---- Data provided

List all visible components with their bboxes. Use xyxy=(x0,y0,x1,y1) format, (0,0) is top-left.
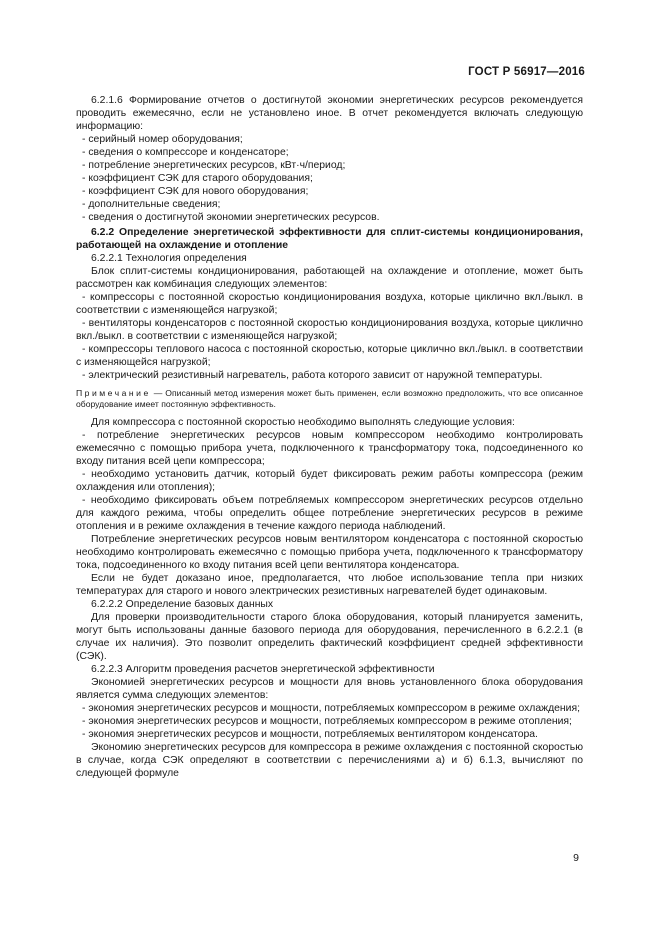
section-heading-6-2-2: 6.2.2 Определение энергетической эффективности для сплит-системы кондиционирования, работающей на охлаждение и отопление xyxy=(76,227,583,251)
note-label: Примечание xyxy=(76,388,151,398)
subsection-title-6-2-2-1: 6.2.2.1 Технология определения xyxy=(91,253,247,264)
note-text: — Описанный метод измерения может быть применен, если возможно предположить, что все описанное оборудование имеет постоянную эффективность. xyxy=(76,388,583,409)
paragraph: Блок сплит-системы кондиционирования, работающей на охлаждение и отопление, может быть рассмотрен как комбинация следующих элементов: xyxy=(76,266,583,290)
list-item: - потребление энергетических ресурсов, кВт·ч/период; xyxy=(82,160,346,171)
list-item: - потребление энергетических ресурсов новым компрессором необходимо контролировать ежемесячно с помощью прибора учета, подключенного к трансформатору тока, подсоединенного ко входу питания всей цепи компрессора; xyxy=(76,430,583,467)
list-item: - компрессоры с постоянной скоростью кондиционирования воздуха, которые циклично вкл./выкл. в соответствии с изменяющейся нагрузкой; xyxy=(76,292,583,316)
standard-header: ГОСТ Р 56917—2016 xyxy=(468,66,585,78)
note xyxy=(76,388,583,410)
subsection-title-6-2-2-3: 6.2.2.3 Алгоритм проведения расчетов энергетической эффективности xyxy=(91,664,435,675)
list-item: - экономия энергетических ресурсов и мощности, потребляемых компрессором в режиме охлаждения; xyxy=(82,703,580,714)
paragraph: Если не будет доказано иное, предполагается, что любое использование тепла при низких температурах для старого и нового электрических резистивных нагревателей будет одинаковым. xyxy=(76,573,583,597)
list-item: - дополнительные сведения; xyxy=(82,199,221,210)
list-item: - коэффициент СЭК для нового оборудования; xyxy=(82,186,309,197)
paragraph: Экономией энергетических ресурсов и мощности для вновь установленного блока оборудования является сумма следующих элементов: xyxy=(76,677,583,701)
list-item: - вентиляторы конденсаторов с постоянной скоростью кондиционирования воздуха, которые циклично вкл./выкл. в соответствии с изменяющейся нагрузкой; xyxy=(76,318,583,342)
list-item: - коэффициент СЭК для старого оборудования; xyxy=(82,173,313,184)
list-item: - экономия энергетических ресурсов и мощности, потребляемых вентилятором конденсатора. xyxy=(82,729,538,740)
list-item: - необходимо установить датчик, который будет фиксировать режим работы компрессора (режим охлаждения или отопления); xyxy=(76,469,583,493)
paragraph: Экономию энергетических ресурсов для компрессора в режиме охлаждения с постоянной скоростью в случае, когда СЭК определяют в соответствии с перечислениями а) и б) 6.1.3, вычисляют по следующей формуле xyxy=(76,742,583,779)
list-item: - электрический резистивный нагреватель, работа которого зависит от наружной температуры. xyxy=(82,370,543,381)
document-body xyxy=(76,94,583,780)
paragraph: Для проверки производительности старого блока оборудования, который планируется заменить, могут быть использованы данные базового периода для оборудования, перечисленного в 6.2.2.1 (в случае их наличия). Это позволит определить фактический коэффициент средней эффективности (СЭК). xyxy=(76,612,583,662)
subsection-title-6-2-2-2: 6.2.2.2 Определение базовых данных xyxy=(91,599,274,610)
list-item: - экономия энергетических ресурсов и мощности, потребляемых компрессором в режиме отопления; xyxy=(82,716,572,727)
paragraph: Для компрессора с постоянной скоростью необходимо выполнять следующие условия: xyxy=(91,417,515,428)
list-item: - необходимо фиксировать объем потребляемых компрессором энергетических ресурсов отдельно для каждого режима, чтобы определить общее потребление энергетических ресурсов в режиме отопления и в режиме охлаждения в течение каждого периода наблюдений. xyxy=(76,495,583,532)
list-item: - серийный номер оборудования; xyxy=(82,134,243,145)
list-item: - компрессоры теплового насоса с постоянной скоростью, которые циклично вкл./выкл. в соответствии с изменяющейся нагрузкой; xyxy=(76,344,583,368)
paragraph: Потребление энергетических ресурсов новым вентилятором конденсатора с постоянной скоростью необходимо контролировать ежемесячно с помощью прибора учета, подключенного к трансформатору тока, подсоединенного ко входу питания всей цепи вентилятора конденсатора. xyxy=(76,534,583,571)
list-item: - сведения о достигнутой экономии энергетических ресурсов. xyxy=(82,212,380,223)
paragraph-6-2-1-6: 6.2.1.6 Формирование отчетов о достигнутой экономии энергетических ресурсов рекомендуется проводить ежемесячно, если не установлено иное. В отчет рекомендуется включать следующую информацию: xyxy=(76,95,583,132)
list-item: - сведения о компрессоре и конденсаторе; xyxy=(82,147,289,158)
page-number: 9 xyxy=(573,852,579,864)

--------
---- Data provided

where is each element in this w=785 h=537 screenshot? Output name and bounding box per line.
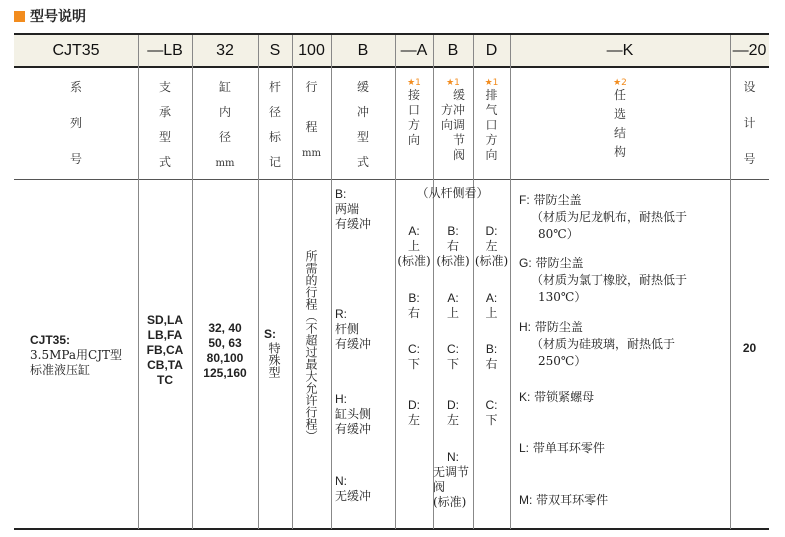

--------

#### Objective:
Lay out the lines of the data as a Markdown table with the columns "Row" and "Line", beginning with the line containing "List all visible" and continuing through the line containing "list-item: - потребление энергетических ресурсов новым". Leave out blank lines and pictures.

#### Finished task:
| Row | Line |
|---|---|
| 1 | List all visible components with their bboxes. Use xyxy=(x0,y0,x1,y1) format, (0,0) is top-left. |
| 2 | section-heading-6-2-2: 6.2.2 Определение энергетической эффективности для сплит-системы кондиционирования, работающей на охлаждение и отопление xyxy=(76,227,583,251) |
| 3 | note-label: Примечание xyxy=(76,388,151,398) |
| 4 | subsection-title-6-2-2-1: 6.2.2.1 Технология определения xyxy=(91,253,247,264) |
| 5 | note-text: — Описанный метод измерения может быть применен, если возможно предположить, что все описанное оборудование имеет постоянную эффективность. xyxy=(76,388,583,409) |
| 6 | paragraph: Блок сплит-системы кондиционирования, работающей на охлаждение и отопление, может быть рассмотрен как комбинация следующих элементов: xyxy=(76,266,583,290) |
| 7 | list-item: - потребление энергетических ресурсов, кВт·ч/период; xyxy=(82,160,346,171) |
| 8 | list-item: - потребление энергетических ресурсов новым компрессором необходимо контролировать ежемесячно с помощью прибора учета, подключенного к трансформатору тока, подсоединенного ко входу питания всей цепи компрессора; xyxy=(76,430,583,467) |